◆ Task brief
Return the number of lines that include the string "kind", without any other text.

◆ Dataset listings of figures
# # #

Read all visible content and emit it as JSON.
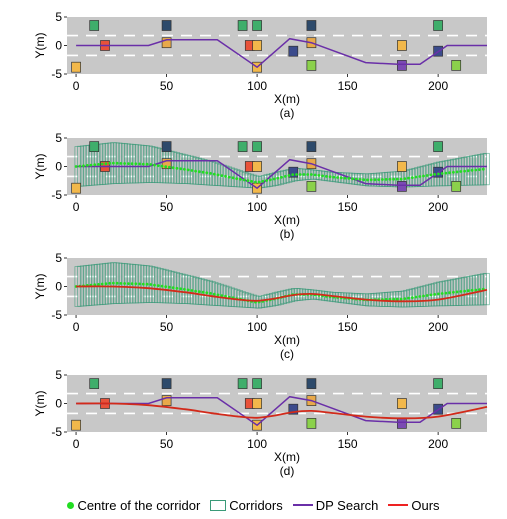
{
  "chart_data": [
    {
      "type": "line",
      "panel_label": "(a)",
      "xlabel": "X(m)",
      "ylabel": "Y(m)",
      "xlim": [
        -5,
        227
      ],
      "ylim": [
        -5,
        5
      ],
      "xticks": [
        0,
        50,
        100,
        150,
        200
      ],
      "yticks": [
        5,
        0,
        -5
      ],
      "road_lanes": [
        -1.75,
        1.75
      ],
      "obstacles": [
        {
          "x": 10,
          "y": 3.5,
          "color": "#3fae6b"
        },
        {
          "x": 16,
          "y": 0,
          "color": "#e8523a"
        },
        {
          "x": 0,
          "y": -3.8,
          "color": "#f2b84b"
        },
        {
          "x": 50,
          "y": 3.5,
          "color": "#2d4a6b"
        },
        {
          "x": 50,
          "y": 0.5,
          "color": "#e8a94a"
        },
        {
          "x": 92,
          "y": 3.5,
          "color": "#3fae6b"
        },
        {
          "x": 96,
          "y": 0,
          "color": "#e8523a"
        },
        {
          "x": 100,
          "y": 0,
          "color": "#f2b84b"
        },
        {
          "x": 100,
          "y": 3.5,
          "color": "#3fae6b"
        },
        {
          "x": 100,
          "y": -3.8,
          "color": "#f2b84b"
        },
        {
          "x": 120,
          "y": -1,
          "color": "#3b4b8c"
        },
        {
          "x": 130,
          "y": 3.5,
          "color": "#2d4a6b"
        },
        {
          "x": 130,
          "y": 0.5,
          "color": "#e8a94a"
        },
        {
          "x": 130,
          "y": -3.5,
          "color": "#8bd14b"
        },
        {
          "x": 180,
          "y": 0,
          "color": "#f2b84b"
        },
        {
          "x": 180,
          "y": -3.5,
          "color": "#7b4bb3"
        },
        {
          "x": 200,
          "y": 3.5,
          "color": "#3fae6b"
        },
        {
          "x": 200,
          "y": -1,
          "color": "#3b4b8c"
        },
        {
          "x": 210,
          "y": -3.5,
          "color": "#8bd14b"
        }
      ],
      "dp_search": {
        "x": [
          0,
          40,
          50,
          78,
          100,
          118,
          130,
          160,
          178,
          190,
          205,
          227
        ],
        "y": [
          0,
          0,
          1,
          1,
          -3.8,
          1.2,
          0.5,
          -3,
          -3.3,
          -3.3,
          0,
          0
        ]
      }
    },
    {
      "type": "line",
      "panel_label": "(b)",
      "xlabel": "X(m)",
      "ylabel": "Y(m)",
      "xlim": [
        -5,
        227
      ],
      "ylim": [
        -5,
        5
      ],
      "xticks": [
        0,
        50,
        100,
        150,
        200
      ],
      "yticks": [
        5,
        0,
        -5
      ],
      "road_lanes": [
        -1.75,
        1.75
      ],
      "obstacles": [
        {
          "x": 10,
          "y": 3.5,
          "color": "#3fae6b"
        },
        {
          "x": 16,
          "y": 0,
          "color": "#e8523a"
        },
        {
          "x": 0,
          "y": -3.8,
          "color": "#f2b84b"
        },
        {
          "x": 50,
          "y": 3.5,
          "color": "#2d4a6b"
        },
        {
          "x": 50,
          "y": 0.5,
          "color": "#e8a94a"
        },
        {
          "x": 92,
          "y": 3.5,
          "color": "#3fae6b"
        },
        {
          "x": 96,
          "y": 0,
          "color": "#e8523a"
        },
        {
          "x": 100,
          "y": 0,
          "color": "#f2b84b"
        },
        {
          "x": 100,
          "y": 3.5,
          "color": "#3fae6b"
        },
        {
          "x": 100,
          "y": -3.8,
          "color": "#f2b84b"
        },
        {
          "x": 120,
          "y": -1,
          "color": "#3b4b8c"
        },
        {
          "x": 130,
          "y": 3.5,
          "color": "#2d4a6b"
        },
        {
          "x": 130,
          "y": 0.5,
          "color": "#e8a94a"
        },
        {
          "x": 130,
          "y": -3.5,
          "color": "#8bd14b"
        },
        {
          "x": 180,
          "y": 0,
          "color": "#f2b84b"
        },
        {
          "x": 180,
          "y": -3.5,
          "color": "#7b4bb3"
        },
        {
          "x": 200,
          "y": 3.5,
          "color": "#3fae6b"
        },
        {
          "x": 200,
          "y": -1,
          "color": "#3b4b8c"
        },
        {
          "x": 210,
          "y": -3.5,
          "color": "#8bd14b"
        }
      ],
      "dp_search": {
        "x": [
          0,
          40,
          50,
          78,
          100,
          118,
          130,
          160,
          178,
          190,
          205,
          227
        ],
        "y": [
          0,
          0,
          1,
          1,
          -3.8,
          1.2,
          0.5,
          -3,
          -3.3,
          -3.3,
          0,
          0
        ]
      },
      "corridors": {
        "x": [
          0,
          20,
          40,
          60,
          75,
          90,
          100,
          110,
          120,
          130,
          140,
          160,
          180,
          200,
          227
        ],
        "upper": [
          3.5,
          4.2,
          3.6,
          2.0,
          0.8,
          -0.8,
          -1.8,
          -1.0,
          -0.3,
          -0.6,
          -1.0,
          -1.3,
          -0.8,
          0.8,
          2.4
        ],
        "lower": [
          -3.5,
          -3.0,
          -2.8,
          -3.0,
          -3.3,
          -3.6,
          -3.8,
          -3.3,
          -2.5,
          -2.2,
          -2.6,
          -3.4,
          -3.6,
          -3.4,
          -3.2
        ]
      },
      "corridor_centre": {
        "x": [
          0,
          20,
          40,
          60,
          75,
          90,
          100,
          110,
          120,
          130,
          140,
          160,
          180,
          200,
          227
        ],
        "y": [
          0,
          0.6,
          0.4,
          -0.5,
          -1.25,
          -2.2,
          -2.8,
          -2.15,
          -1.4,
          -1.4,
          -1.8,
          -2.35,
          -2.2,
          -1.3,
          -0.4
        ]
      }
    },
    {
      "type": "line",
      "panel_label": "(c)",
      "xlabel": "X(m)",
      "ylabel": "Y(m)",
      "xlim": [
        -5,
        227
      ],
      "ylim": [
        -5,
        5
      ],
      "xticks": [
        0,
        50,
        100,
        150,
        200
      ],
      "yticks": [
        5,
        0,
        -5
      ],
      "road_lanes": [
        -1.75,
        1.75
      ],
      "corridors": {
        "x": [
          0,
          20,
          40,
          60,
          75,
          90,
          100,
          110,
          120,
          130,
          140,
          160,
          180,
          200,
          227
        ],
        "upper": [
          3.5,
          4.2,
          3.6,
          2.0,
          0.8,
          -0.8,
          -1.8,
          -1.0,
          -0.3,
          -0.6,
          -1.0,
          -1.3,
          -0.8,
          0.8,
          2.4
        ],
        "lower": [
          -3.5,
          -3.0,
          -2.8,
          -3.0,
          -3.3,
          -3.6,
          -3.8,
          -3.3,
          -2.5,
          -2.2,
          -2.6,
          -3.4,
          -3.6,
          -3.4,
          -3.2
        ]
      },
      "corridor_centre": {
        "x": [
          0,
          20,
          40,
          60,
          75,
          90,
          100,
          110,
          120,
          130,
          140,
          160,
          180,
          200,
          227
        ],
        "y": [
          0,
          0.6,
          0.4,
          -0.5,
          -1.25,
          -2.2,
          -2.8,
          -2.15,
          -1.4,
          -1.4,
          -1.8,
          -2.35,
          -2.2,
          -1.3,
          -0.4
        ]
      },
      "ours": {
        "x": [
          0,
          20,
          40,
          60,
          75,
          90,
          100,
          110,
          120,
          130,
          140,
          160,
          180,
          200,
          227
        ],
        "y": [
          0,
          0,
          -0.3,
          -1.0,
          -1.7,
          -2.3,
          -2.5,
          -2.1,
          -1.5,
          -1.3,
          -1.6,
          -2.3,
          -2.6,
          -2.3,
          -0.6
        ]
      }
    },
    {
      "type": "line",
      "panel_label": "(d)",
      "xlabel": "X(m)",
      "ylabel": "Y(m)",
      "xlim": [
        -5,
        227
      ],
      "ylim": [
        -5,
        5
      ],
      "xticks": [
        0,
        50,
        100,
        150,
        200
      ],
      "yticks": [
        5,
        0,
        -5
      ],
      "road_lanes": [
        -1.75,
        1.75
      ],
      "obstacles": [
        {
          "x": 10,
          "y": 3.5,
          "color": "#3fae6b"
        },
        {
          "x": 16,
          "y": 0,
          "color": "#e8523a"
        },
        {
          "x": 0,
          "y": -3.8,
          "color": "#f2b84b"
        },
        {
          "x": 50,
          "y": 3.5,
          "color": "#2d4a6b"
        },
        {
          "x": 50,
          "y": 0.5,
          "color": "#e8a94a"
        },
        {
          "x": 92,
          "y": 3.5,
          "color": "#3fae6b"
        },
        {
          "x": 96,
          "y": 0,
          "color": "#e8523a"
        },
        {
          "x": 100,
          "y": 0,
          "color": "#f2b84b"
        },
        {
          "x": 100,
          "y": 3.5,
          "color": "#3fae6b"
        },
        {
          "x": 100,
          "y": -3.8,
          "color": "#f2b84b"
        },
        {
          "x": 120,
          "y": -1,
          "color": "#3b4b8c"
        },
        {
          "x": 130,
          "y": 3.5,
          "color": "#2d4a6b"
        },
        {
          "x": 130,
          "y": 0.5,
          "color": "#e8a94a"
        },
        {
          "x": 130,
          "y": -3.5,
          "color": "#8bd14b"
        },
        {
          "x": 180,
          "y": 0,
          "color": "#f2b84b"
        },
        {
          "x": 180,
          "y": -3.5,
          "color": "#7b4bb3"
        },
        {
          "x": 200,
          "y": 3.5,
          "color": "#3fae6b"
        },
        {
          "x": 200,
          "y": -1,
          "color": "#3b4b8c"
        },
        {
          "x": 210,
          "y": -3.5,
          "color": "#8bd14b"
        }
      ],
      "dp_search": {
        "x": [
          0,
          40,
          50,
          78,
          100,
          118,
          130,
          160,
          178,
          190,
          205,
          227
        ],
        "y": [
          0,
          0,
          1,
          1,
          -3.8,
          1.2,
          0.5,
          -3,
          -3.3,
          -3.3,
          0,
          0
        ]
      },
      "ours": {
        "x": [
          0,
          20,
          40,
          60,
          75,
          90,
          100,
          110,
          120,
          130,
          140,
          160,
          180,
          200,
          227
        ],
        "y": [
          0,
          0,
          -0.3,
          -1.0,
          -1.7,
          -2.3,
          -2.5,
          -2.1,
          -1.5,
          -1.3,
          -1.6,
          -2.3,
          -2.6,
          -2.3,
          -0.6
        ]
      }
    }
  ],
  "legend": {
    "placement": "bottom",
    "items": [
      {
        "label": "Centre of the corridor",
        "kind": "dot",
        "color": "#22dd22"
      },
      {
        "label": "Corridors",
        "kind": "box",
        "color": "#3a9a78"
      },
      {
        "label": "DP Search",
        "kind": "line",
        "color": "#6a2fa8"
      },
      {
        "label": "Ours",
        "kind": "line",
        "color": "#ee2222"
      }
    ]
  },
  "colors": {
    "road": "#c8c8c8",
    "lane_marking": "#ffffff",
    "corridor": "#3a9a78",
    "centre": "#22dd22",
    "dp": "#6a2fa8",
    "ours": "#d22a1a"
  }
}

# # #

◆ Correct answer
4